WRITTEN PROBLEM
Transcribe the records that follow exactly. Skip the pictures.

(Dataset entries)
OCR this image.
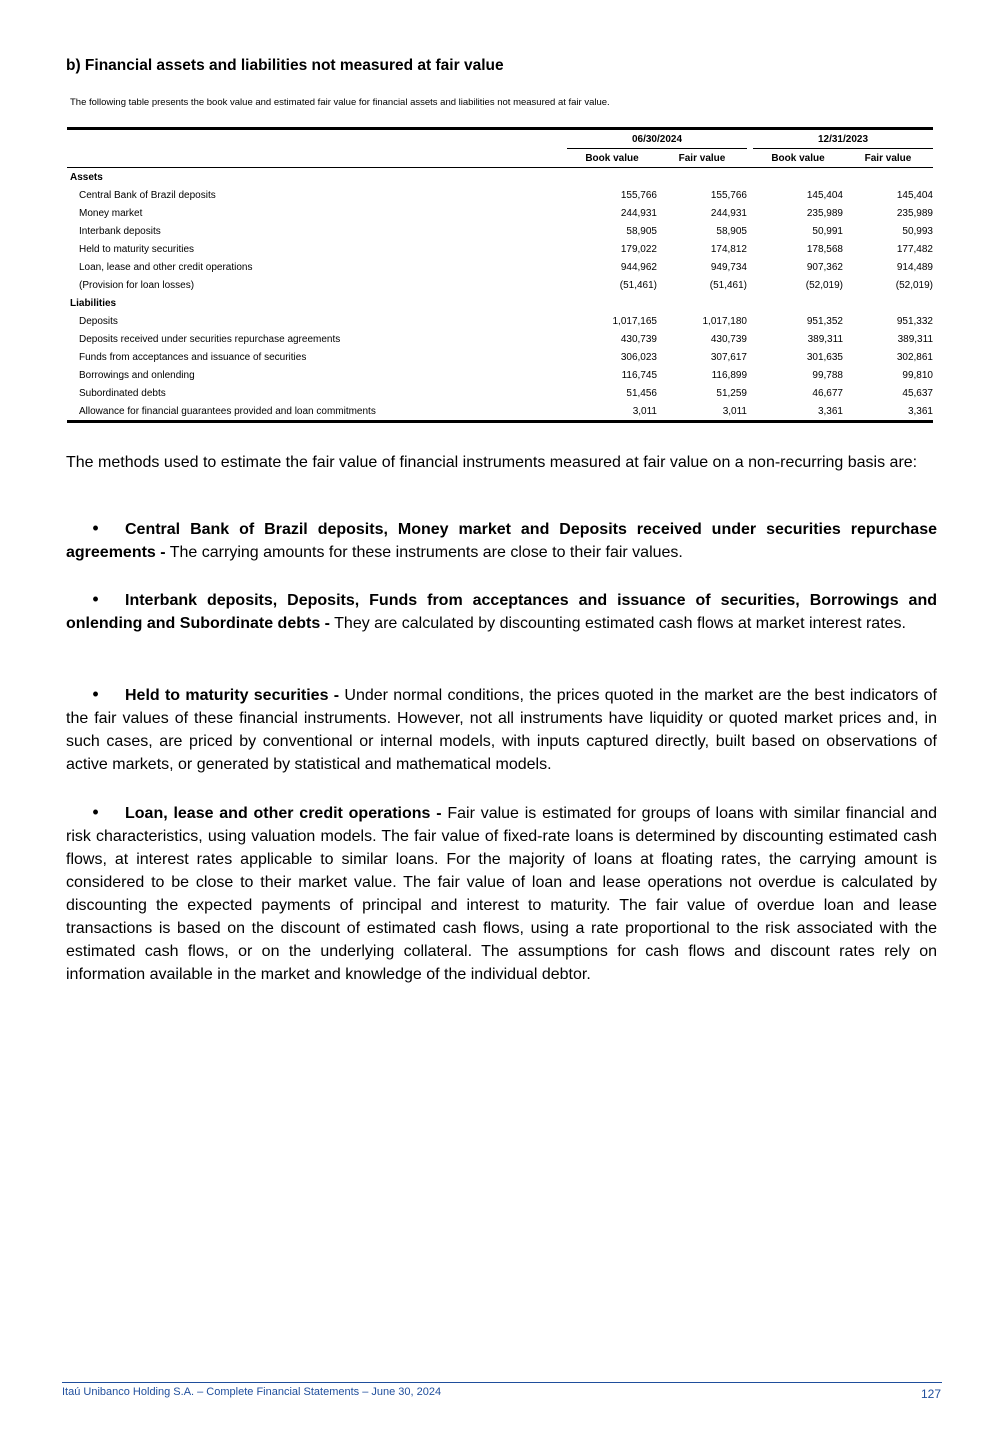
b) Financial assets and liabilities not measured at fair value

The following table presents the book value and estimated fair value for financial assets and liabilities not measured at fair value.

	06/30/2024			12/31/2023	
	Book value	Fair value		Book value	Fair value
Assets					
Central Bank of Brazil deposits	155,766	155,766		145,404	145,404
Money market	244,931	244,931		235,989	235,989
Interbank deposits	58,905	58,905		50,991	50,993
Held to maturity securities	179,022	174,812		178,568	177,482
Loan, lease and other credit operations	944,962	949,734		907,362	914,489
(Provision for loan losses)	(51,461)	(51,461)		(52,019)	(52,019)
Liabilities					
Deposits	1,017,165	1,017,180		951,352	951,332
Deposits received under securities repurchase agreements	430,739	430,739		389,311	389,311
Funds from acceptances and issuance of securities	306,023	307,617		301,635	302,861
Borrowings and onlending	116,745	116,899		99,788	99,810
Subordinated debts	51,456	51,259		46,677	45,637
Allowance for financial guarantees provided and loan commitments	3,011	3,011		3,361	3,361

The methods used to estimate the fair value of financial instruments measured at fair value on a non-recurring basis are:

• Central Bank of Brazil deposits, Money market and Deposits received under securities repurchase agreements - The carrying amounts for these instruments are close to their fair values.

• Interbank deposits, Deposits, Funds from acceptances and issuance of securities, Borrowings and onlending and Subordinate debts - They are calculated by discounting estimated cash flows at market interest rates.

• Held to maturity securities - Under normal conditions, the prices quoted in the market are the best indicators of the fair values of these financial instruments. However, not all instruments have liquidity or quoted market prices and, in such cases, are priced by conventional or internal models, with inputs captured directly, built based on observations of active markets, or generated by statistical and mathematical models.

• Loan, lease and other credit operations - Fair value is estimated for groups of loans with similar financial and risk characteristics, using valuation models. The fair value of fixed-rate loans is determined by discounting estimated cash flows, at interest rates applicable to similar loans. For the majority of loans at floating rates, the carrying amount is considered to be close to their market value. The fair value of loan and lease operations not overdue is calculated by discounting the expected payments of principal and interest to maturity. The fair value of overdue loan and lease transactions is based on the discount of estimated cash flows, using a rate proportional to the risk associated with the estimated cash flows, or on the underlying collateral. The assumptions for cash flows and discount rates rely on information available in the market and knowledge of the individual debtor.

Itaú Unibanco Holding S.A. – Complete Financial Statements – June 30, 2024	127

WRITTEN RESPONSE
OCR this image.
b) Financial assets and liabilities not measured at fair value

The following table presents the book value and estimated fair value for financial assets and liabilities not measured at fair value.

	06/30/2024			12/31/2023	
	Book value	Fair value		Book value	Fair value
Assets					
Central Bank of Brazil deposits	155,766	155,766		145,404	145,404
Money market	244,931	244,931		235,989	235,989
Interbank deposits	58,905	58,905		50,991	50,993
Held to maturity securities	179,022	174,812		178,568	177,482
Loan, lease and other credit operations	944,962	949,734		907,362	914,489
(Provision for loan losses)	(51,461)	(51,461)		(52,019)	(52,019)
Liabilities					
Deposits	1,017,165	1,017,180		951,352	951,332
Deposits received under securities repurchase agreements	430,739	430,739		389,311	389,311
Funds from acceptances and issuance of securities	306,023	307,617		301,635	302,861
Borrowings and onlending	116,745	116,899		99,788	99,810
Subordinated debts	51,456	51,259		46,677	45,637
Allowance for financial guarantees provided and loan commitments	3,011	3,011		3,361	3,361

The methods used to estimate the fair value of financial instruments measured at fair value on a non-recurring basis are:

• Central Bank of Brazil deposits, Money market and Deposits received under securities repurchase agreements - The carrying amounts for these instruments are close to their fair values.

• Interbank deposits, Deposits, Funds from acceptances and issuance of securities, Borrowings and onlending and Subordinate debts - They are calculated by discounting estimated cash flows at market interest rates.

• Held to maturity securities - Under normal conditions, the prices quoted in the market are the best indicators of the fair values of these financial instruments. However, not all instruments have liquidity or quoted market prices and, in such cases, are priced by conventional or internal models, with inputs captured directly, built based on observations of active markets, or generated by statistical and mathematical models.

• Loan, lease and other credit operations - Fair value is estimated for groups of loans with similar financial and risk characteristics, using valuation models. The fair value of fixed-rate loans is determined by discounting estimated cash flows, at interest rates applicable to similar loans. For the majority of loans at floating rates, the carrying amount is considered to be close to their market value. The fair value of loan and lease operations not overdue is calculated by discounting the expected payments of principal and interest to maturity. The fair value of overdue loan and lease transactions is based on the discount of estimated cash flows, using a rate proportional to the risk associated with the estimated cash flows, or on the underlying collateral. The assumptions for cash flows and discount rates rely on information available in the market and knowledge of the individual debtor.

Itaú Unibanco Holding S.A. – Complete Financial Statements – June 30, 2024	127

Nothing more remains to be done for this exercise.